### Exercise prompt
Without altering anything, output the material below.

=== Entries provided ===

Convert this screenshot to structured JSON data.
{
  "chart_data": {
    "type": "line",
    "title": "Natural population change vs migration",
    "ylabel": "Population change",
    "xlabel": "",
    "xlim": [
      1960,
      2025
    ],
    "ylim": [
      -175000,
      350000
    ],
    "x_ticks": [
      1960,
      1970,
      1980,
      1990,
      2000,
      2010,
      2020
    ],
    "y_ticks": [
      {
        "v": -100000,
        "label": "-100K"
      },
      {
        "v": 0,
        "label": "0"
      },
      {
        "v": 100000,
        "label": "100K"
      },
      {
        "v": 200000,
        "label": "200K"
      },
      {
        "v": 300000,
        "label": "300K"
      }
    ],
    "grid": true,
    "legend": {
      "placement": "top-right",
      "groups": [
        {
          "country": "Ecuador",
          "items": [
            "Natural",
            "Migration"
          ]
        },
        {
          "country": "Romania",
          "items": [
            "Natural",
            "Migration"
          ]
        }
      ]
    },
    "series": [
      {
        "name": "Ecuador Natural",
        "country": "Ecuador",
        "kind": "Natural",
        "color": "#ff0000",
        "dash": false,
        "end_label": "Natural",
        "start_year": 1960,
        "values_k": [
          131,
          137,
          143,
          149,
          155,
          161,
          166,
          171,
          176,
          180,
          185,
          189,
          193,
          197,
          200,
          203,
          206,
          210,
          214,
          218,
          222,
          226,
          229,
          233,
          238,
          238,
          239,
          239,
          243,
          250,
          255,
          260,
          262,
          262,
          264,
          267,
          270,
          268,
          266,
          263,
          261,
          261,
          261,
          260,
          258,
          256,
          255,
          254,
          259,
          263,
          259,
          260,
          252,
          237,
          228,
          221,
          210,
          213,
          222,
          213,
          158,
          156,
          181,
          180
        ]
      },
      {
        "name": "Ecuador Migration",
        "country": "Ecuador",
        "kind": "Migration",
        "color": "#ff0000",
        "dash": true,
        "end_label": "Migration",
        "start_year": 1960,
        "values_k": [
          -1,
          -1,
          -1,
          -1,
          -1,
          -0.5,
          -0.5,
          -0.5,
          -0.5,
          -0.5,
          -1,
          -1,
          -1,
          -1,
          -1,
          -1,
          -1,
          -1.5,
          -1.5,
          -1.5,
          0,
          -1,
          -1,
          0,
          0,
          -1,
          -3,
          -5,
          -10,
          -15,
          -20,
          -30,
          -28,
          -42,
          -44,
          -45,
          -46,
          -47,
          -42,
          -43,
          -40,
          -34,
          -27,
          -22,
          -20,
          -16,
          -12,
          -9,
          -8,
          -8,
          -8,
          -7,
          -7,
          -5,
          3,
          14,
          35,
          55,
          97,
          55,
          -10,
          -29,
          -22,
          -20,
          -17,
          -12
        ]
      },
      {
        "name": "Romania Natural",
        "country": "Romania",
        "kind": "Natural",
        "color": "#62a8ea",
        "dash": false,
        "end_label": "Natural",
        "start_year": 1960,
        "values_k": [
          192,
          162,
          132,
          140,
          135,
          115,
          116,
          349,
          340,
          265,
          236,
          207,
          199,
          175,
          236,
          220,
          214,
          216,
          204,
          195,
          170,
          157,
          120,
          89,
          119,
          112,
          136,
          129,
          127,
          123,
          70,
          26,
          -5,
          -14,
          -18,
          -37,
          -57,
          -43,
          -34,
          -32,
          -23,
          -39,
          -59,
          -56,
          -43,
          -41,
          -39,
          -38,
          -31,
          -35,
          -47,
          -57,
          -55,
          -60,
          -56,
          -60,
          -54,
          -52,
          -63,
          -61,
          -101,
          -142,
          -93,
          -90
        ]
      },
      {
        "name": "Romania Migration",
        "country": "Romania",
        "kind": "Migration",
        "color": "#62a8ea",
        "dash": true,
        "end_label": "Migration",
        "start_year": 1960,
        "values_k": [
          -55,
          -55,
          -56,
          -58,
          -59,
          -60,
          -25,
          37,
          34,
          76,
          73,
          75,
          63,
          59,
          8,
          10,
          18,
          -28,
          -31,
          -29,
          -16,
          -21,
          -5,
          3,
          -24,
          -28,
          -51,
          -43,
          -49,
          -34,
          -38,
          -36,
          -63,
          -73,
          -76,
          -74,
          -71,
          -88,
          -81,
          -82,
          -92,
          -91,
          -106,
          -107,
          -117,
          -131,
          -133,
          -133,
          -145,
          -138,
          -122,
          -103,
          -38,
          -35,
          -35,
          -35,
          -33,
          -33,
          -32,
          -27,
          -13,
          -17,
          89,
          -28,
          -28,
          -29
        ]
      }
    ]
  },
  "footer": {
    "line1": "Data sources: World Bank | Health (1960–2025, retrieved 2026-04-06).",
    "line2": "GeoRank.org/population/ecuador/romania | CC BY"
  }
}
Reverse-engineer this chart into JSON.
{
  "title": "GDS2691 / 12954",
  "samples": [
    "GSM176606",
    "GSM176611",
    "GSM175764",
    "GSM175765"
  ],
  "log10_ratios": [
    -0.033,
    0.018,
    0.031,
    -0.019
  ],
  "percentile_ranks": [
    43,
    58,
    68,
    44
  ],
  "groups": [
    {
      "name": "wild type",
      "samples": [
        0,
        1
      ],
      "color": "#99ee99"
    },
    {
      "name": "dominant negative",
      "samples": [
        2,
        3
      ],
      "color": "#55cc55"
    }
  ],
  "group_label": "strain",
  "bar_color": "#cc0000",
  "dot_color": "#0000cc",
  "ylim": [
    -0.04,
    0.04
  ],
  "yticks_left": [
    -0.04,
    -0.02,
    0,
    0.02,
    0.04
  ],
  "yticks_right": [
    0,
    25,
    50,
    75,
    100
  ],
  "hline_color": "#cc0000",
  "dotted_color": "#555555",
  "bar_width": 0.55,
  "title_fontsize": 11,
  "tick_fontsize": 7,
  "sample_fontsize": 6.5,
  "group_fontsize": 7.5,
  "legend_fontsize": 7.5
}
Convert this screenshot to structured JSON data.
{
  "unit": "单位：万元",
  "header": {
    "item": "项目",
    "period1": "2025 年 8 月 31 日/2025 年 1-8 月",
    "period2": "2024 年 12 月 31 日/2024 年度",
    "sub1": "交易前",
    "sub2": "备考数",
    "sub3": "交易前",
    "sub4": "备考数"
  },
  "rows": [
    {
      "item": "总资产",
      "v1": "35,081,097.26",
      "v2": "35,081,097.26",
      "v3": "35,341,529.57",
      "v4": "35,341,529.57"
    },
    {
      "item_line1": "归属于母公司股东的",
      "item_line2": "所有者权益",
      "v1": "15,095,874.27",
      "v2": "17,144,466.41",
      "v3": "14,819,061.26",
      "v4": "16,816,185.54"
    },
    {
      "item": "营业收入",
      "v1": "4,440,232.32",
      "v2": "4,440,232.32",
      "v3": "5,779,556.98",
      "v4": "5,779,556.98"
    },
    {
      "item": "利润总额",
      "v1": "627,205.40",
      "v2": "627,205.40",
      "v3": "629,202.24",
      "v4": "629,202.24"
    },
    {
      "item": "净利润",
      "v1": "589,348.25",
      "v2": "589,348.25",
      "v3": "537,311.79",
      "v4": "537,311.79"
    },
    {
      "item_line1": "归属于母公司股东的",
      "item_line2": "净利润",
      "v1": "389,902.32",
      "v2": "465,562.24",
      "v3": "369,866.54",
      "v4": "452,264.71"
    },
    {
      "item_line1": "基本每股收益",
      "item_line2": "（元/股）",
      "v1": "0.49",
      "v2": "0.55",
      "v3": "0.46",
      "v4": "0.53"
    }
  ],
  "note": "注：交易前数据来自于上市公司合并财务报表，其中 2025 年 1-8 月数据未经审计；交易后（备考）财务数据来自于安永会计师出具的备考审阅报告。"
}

===

### Answer below
Convert this screenshot to structured JSON data.
{
  "chart_data": {
    "type": "line",
    "title": "Natural population change vs migration",
    "ylabel": "Population change",
    "xlabel": "",
    "xlim": [
      1960,
      2025
    ],
    "ylim": [
      -175000,
      350000
    ],
    "x_ticks": [
      1960,
      1970,
      1980,
      1990,
      2000,
      2010,
      2020
    ],
    "y_ticks": [
      {
        "v": -100000,
        "label": "-100K"
      },
      {
        "v": 0,
        "label": "0"
      },
      {
        "v": 100000,
        "label": "100K"
      },
      {
        "v": 200000,
        "label": "200K"
      },
      {
        "v": 300000,
        "label": "300K"
      }
    ],
    "grid": true,
    "legend": {
      "placement": "top-right",
      "groups": [
        {
          "country": "Ecuador",
          "items": [
            "Natural",
            "Migration"
          ]
        },
        {
          "country": "Romania",
          "items": [
            "Natural",
            "Migration"
          ]
        }
      ]
    },
    "series": [
      {
        "name": "Ecuador Natural",
        "country": "Ecuador",
        "kind": "Natural",
        "color": "#ff0000",
        "dash": false,
        "end_label": "Natural",
        "start_year": 1960,
        "values_k": [
          131,
          137,
          143,
          149,
          155,
          161,
          166,
          171,
          176,
          180,
          185,
          189,
          193,
          197,
          200,
          203,
          206,
          210,
          214,
          218,
          222,
          226,
          229,
          233,
          238,
          238,
          239,
          239,
          243,
          250,
          255,
          260,
          262,
          262,
          264,
          267,
          270,
          268,
          266,
          263,
          261,
          261,
          261,
          260,
          258,
          256,
          255,
          254,
          259,
          263,
          259,
          260,
          252,
          237,
          228,
          221,
          210,
          213,
          222,
          213,
          158,
          156,
          181,
          180
        ]
      },
      {
        "name": "Ecuador Migration",
        "country": "Ecuador",
        "kind": "Migration",
        "color": "#ff0000",
        "dash": true,
        "end_label": "Migration",
        "start_year": 1960,
        "values_k": [
          -1,
          -1,
          -1,
          -1,
          -1,
          -0.5,
          -0.5,
          -0.5,
          -0.5,
          -0.5,
          -1,
          -1,
          -1,
          -1,
          -1,
          -1,
          -1,
          -1.5,
          -1.5,
          -1.5,
          0,
          -1,
          -1,
          0,
          0,
          -1,
          -3,
          -5,
          -10,
          -15,
          -20,
          -30,
          -28,
          -42,
          -44,
          -45,
          -46,
          -47,
          -42,
          -43,
          -40,
          -34,
          -27,
          -22,
          -20,
          -16,
          -12,
          -9,
          -8,
          -8,
          -8,
          -7,
          -7,
          -5,
          3,
          14,
          35,
          55,
          97,
          55,
          -10,
          -29,
          -22,
          -20,
          -17,
          -12
        ]
      },
      {
        "name": "Romania Natural",
        "country": "Romania",
        "kind": "Natural",
        "color": "#62a8ea",
        "dash": false,
        "end_label": "Natural",
        "start_year": 1960,
        "values_k": [
          192,
          162,
          132,
          140,
          135,
          115,
          116,
          349,
          340,
          265,
          236,
          207,
          199,
          175,
          236,
          220,
          214,
          216,
          204,
          195,
          170,
          157,
          120,
          89,
          119,
          112,
          136,
          129,
          127,
          123,
          70,
          26,
          -5,
          -14,
          -18,
          -37,
          -57,
          -43,
          -34,
          -32,
          -23,
          -39,
          -59,
          -56,
          -43,
          -41,
          -39,
          -38,
          -31,
          -35,
          -47,
          -57,
          -55,
          -60,
          -56,
          -60,
          -54,
          -52,
          -63,
          -61,
          -101,
          -142,
          -93,
          -90
        ]
      },
      {
        "name": "Romania Migration",
        "country": "Romania",
        "kind": "Migration",
        "color": "#62a8ea",
        "dash": true,
        "end_label": "Migration",
        "start_year": 1960,
        "values_k": [
          -55,
          -55,
          -56,
          -58,
          -59,
          -60,
          -25,
          37,
          34,
          76,
          73,
          75,
          63,
          59,
          8,
          10,
          18,
          -28,
          -31,
          -29,
          -16,
          -21,
          -5,
          3,
          -24,
          -28,
          -51,
          -43,
          -49,
          -34,
          -38,
          -36,
          -63,
          -73,
          -76,
          -74,
          -71,
          -88,
          -81,
          -82,
          -92,
          -91,
          -106,
          -107,
          -117,
          -131,
          -133,
          -133,
          -145,
          -138,
          -122,
          -103,
          -38,
          -35,
          -35,
          -35,
          -33,
          -33,
          -32,
          -27,
          -13,
          -17,
          89,
          -28,
          -28,
          -29
        ]
      }
    ]
  },
  "footer": {
    "line1": "Data sources: World Bank | Health (1960–2025, retrieved 2026-04-06).",
    "line2": "GeoRank.org/population/ecuador/romania | CC BY"
  }
}
Reverse-engineer this chart into JSON.
{
  "title": "GDS2691 / 12954",
  "samples": [
    "GSM176606",
    "GSM176611",
    "GSM175764",
    "GSM175765"
  ],
  "log10_ratios": [
    -0.033,
    0.018,
    0.031,
    -0.019
  ],
  "percentile_ranks": [
    43,
    58,
    68,
    44
  ],
  "groups": [
    {
      "name": "wild type",
      "samples": [
        0,
        1
      ],
      "color": "#99ee99"
    },
    {
      "name": "dominant negative",
      "samples": [
        2,
        3
      ],
      "color": "#55cc55"
    }
  ],
  "group_label": "strain",
  "bar_color": "#cc0000",
  "dot_color": "#0000cc",
  "ylim": [
    -0.04,
    0.04
  ],
  "yticks_left": [
    -0.04,
    -0.02,
    0,
    0.02,
    0.04
  ],
  "yticks_right": [
    0,
    25,
    50,
    75,
    100
  ],
  "hline_color": "#cc0000",
  "dotted_color": "#555555",
  "bar_width": 0.55,
  "title_fontsize": 11,
  "tick_fontsize": 7,
  "sample_fontsize": 6.5,
  "group_fontsize": 7.5,
  "legend_fontsize": 7.5
}
Convert this screenshot to structured JSON data.
{
  "unit": "单位：万元",
  "header": {
    "item": "项目",
    "period1": "2025 年 8 月 31 日/2025 年 1-8 月",
    "period2": "2024 年 12 月 31 日/2024 年度",
    "sub1": "交易前",
    "sub2": "备考数",
    "sub3": "交易前",
    "sub4": "备考数"
  },
  "rows": [
    {
      "item": "总资产",
      "v1": "35,081,097.26",
      "v2": "35,081,097.26",
      "v3": "35,341,529.57",
      "v4": "35,341,529.57"
    },
    {
      "item_line1": "归属于母公司股东的",
      "item_line2": "所有者权益",
      "v1": "15,095,874.27",
      "v2": "17,144,466.41",
      "v3": "14,819,061.26",
      "v4": "16,816,185.54"
    },
    {
      "item": "营业收入",
      "v1": "4,440,232.32",
      "v2": "4,440,232.32",
      "v3": "5,779,556.98",
      "v4": "5,779,556.98"
    },
    {
      "item": "利润总额",
      "v1": "627,205.40",
      "v2": "627,205.40",
      "v3": "629,202.24",
      "v4": "629,202.24"
    },
    {
      "item": "净利润",
      "v1": "589,348.25",
      "v2": "589,348.25",
      "v3": "537,311.79",
      "v4": "537,311.79"
    },
    {
      "item_line1": "归属于母公司股东的",
      "item_line2": "净利润",
      "v1": "389,902.32",
      "v2": "465,562.24",
      "v3": "369,866.54",
      "v4": "452,264.71"
    },
    {
      "item_line1": "基本每股收益",
      "item_line2": "（元/股）",
      "v1": "0.49",
      "v2": "0.55",
      "v3": "0.46",
      "v4": "0.53"
    }
  ],
  "note": "注：交易前数据来自于上市公司合并财务报表，其中 2025 年 1-8 月数据未经审计；交易后（备考）财务数据来自于安永会计师出具的备考审阅报告。"
}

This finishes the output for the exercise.